[Task description] Tally every line of the listing where the string "Marin" is found, and state the total alone.

[Available data]
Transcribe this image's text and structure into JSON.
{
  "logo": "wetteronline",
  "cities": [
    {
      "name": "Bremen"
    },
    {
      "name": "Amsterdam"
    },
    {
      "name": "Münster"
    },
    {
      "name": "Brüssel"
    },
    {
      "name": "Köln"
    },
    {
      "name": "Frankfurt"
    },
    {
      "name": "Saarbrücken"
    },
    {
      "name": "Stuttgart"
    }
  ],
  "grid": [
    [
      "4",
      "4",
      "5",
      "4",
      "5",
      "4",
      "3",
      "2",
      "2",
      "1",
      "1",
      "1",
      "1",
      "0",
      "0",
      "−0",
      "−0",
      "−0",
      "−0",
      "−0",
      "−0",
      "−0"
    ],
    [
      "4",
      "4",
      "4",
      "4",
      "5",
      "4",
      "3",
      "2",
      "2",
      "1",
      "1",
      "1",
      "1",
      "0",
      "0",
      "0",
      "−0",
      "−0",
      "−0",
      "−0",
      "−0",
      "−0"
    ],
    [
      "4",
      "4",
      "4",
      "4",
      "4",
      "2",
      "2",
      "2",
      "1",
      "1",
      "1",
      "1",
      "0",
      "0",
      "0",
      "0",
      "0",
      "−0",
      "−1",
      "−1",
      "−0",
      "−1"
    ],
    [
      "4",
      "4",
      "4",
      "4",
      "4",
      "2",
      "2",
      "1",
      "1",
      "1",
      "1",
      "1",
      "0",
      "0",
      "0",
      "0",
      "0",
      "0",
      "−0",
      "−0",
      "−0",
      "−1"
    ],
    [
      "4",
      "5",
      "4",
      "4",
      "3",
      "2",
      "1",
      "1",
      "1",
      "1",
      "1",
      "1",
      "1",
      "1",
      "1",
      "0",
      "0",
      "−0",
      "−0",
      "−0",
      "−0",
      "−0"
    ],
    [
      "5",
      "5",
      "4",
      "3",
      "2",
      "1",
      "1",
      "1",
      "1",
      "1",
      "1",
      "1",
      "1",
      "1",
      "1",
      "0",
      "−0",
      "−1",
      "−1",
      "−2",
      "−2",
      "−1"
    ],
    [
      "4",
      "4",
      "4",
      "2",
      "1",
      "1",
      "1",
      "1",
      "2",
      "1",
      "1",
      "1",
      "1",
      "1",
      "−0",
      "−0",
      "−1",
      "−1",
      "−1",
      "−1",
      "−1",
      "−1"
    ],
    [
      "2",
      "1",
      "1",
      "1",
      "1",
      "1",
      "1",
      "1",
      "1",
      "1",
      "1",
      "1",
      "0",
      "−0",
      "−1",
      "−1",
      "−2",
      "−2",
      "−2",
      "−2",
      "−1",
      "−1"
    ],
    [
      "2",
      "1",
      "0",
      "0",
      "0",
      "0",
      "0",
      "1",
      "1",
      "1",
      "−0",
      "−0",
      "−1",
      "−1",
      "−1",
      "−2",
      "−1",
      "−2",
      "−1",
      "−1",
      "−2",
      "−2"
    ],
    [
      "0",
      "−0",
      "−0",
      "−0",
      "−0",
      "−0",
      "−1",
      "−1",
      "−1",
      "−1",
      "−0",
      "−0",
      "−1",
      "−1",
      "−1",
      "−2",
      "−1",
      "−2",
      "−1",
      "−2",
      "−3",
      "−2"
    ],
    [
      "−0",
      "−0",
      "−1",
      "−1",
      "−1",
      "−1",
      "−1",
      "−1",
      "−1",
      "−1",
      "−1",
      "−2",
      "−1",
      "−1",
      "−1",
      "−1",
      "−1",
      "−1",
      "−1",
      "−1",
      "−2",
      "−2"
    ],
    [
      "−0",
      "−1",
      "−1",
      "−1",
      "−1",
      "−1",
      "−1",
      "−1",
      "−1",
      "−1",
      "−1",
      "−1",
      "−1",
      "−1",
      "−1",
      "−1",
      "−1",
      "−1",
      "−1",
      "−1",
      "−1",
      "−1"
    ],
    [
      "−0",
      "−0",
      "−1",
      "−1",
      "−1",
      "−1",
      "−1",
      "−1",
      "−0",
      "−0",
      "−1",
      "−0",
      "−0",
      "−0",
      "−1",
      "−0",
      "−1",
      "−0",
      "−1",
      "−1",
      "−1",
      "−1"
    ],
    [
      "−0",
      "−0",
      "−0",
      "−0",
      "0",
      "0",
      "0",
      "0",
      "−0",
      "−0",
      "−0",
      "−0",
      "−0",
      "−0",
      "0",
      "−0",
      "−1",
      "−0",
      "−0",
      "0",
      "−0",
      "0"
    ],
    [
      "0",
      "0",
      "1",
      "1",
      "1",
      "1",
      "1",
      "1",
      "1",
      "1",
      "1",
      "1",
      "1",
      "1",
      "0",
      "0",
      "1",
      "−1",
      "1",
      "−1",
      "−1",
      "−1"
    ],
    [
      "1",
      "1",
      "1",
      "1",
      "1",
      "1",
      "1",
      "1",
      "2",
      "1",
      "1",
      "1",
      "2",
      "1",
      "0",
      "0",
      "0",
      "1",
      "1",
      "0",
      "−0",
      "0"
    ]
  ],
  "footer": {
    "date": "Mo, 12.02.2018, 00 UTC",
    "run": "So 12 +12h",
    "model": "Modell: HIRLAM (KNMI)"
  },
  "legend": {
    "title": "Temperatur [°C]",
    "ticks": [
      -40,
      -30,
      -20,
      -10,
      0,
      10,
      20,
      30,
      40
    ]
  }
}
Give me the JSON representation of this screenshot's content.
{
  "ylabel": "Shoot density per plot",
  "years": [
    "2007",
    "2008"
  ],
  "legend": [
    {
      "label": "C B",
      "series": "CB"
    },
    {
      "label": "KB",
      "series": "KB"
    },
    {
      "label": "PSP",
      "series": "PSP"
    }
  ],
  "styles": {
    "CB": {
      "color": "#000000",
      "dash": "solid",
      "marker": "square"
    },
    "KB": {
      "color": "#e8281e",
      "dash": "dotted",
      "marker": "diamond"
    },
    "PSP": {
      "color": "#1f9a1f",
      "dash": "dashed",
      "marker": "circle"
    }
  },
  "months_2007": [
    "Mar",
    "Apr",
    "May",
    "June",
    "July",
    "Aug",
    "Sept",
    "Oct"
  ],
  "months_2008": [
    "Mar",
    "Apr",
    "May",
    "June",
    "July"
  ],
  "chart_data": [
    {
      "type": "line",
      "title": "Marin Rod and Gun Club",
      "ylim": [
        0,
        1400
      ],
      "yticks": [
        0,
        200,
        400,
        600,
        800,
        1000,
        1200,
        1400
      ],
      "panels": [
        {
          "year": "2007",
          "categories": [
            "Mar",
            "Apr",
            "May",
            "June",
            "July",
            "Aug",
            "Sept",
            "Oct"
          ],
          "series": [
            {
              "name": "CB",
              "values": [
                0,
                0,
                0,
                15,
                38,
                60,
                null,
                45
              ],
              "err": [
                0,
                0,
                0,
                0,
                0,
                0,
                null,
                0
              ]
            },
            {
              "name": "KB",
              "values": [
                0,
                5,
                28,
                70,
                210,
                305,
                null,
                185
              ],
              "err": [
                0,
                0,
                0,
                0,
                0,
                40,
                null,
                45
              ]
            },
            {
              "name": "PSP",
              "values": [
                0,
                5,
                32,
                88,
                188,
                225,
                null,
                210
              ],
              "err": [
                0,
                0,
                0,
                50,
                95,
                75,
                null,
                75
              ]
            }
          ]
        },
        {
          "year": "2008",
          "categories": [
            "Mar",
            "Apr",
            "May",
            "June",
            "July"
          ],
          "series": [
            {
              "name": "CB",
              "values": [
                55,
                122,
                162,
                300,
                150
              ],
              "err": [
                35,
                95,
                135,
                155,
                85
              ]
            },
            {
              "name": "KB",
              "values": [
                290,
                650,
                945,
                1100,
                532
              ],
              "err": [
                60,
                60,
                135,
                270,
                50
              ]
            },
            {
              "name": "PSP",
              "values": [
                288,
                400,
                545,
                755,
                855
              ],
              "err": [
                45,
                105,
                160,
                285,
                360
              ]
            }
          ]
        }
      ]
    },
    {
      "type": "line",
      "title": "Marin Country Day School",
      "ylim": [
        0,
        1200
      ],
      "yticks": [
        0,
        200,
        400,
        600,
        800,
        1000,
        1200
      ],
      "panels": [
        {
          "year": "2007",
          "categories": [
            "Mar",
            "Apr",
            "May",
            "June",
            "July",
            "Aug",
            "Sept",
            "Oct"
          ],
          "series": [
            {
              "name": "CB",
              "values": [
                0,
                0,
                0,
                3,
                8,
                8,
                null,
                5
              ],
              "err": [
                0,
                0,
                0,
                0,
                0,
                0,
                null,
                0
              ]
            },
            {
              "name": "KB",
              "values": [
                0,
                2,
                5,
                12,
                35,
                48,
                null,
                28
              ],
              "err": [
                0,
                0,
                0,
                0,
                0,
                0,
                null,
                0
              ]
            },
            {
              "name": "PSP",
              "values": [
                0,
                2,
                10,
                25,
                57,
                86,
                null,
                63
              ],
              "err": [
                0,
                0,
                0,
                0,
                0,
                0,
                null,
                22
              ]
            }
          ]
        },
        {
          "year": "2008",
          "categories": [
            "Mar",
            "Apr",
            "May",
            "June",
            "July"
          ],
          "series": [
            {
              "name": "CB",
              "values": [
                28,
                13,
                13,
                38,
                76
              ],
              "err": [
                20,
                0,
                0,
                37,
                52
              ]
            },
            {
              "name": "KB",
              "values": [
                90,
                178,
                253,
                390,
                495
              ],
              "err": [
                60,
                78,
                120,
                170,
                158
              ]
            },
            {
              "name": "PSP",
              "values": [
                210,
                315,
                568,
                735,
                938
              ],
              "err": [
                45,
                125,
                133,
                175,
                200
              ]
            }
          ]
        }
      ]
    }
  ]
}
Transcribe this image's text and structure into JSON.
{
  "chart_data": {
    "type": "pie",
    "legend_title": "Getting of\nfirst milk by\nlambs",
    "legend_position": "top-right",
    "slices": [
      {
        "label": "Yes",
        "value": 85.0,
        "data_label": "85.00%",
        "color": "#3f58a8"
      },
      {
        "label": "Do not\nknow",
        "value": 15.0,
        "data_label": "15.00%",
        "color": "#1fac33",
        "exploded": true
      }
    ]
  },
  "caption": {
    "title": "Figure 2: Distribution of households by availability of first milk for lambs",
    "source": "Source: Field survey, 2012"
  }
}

[Expected output] 2